### What is needed
Determine how many lines include the word "name", then give that number and nothing more.

Extracted records:
--

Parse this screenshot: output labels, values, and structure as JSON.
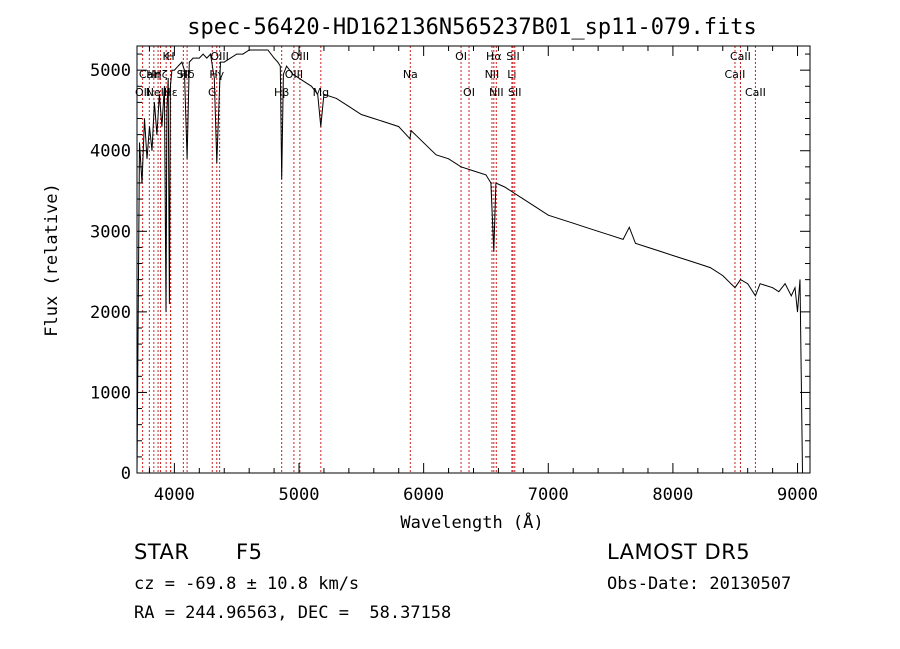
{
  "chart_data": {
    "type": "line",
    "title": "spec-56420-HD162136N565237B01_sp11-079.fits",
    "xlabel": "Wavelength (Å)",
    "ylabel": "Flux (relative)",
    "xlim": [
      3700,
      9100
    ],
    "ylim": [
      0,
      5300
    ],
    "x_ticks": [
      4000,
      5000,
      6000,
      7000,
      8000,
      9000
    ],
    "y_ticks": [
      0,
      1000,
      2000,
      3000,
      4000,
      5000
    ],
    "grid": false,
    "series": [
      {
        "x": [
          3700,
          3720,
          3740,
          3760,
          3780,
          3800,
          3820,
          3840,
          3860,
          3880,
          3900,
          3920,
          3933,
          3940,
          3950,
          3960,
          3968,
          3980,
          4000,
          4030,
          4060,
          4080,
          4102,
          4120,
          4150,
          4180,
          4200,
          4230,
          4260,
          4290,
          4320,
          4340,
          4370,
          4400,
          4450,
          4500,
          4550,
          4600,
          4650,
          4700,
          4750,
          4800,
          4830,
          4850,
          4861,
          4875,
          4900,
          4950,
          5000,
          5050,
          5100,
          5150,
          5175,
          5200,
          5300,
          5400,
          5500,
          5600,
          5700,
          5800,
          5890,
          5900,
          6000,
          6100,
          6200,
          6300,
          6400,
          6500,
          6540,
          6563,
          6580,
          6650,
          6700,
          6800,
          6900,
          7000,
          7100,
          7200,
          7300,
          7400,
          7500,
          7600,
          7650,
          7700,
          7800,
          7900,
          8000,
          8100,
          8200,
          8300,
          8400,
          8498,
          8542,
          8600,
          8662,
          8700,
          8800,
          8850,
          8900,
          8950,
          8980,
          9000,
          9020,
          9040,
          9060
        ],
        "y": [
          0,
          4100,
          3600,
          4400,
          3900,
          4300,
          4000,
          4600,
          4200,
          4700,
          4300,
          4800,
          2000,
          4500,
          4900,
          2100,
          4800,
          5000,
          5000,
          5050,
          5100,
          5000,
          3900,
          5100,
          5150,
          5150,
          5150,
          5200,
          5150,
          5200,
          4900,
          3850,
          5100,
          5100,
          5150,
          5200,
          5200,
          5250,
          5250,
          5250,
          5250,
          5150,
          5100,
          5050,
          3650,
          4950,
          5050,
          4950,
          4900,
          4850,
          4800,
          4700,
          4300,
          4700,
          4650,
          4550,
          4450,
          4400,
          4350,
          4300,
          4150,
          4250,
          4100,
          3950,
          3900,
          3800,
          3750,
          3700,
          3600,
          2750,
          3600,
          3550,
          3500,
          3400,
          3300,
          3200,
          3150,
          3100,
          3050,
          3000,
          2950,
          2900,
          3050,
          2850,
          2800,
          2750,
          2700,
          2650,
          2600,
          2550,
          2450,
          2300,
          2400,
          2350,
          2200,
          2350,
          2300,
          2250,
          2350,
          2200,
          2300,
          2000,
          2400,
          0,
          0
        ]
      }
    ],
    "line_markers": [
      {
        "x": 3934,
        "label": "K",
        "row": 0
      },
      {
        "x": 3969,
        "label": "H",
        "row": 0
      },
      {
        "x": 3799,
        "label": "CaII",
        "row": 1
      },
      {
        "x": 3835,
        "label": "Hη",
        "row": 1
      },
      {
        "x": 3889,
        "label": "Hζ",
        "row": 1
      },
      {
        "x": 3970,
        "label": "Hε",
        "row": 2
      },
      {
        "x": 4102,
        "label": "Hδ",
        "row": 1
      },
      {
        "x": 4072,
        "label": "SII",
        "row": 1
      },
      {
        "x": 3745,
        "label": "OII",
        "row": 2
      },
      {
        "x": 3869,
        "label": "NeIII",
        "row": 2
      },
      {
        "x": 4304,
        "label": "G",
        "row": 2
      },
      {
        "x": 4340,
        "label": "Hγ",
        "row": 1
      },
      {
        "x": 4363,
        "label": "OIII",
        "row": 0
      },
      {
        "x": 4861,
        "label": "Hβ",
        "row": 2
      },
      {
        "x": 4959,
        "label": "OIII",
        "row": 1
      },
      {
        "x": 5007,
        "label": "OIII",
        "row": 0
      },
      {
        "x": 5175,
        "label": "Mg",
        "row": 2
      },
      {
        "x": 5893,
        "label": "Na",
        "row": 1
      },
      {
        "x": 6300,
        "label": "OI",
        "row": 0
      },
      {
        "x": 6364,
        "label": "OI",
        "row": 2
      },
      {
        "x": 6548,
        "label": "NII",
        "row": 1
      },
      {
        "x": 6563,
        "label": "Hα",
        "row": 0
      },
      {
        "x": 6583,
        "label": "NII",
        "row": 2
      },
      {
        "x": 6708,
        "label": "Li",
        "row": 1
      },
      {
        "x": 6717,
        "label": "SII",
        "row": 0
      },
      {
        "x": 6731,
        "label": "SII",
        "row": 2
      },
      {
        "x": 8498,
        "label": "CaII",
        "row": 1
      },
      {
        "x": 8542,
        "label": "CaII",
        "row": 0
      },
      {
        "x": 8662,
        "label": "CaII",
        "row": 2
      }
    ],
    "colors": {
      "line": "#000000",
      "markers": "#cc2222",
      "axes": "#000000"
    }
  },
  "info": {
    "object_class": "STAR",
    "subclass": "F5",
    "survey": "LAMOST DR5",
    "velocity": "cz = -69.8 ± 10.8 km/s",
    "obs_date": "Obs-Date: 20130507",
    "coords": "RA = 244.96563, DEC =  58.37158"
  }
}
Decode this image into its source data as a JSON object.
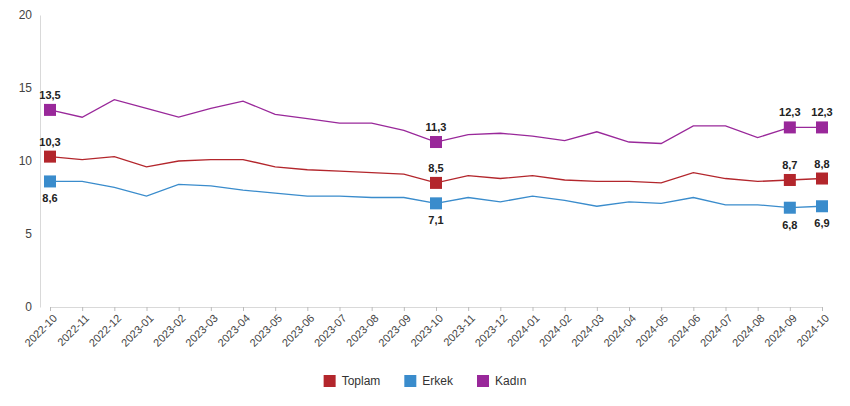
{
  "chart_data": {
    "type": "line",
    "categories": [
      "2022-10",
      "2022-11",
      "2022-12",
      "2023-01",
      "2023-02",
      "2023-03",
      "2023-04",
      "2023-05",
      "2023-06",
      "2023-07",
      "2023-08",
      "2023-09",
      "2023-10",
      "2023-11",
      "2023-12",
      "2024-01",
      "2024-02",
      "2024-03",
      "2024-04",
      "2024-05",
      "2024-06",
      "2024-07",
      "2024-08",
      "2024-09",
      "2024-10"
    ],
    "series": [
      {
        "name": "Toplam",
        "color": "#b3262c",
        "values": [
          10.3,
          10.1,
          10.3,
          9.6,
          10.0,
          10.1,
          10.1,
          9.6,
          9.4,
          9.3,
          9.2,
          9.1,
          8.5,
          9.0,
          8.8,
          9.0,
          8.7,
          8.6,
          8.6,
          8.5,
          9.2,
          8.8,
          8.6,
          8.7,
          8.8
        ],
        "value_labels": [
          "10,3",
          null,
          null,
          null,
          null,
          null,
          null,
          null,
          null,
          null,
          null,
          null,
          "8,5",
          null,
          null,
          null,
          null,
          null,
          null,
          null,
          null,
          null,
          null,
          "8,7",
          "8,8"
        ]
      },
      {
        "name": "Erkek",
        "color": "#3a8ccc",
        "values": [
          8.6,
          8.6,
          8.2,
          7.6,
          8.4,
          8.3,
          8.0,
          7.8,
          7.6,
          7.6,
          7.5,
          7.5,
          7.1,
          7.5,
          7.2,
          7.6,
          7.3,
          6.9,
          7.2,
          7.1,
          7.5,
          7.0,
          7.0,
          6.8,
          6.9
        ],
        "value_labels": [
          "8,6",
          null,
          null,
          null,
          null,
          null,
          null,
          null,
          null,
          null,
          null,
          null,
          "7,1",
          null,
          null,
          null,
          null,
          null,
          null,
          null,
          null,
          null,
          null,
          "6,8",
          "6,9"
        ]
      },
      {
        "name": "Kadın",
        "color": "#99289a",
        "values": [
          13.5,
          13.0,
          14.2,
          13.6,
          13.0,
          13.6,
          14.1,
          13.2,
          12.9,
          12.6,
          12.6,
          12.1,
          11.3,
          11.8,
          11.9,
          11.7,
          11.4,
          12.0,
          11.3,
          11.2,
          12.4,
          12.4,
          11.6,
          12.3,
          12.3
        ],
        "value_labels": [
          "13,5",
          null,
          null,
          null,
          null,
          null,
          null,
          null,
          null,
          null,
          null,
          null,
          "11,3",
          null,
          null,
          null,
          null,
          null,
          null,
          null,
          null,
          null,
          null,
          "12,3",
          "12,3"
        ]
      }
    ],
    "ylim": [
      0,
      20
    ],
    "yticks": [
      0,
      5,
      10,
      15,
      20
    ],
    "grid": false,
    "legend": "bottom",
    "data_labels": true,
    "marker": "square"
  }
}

--

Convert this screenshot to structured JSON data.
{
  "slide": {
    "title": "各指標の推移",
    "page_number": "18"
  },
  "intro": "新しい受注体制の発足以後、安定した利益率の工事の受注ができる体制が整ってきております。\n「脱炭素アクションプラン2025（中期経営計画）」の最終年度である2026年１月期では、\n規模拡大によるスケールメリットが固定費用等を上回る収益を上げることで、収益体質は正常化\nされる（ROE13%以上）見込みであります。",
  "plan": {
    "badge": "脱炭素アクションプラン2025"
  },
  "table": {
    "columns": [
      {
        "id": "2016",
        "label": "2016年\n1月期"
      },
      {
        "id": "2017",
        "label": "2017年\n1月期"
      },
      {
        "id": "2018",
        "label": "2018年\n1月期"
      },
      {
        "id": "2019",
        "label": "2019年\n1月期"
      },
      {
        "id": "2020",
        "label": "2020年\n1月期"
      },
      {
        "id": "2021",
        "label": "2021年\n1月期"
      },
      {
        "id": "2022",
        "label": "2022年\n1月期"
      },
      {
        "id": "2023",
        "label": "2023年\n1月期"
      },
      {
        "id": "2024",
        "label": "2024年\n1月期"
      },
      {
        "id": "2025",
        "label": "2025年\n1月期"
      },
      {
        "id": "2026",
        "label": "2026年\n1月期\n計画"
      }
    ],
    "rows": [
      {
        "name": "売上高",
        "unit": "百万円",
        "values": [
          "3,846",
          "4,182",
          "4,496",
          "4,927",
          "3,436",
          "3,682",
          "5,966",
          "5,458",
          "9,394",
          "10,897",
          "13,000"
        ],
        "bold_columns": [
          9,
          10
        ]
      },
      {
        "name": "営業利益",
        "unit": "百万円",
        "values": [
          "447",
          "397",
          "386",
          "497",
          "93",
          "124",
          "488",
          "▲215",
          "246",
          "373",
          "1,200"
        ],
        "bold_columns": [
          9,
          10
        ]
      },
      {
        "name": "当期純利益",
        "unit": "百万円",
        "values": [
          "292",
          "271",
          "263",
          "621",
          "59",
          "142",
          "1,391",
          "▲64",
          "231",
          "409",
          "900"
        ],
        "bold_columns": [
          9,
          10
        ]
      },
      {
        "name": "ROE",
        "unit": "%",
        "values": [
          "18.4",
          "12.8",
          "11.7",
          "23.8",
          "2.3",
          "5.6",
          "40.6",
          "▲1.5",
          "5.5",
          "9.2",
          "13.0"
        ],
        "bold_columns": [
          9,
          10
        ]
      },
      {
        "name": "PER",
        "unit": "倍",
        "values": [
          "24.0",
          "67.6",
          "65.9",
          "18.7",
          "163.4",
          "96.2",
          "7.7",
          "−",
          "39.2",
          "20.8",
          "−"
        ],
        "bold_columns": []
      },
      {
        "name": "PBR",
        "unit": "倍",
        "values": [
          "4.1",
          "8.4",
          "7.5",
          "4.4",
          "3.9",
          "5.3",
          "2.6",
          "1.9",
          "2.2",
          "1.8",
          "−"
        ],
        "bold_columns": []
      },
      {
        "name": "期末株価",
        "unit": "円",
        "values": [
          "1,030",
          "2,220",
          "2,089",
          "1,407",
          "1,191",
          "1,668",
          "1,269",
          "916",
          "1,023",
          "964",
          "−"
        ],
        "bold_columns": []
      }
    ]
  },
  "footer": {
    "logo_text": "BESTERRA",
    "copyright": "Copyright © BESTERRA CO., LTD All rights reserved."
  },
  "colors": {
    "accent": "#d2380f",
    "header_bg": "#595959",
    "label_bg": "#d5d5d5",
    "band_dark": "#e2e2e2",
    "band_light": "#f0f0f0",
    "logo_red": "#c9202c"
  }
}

--

### Result of the task
10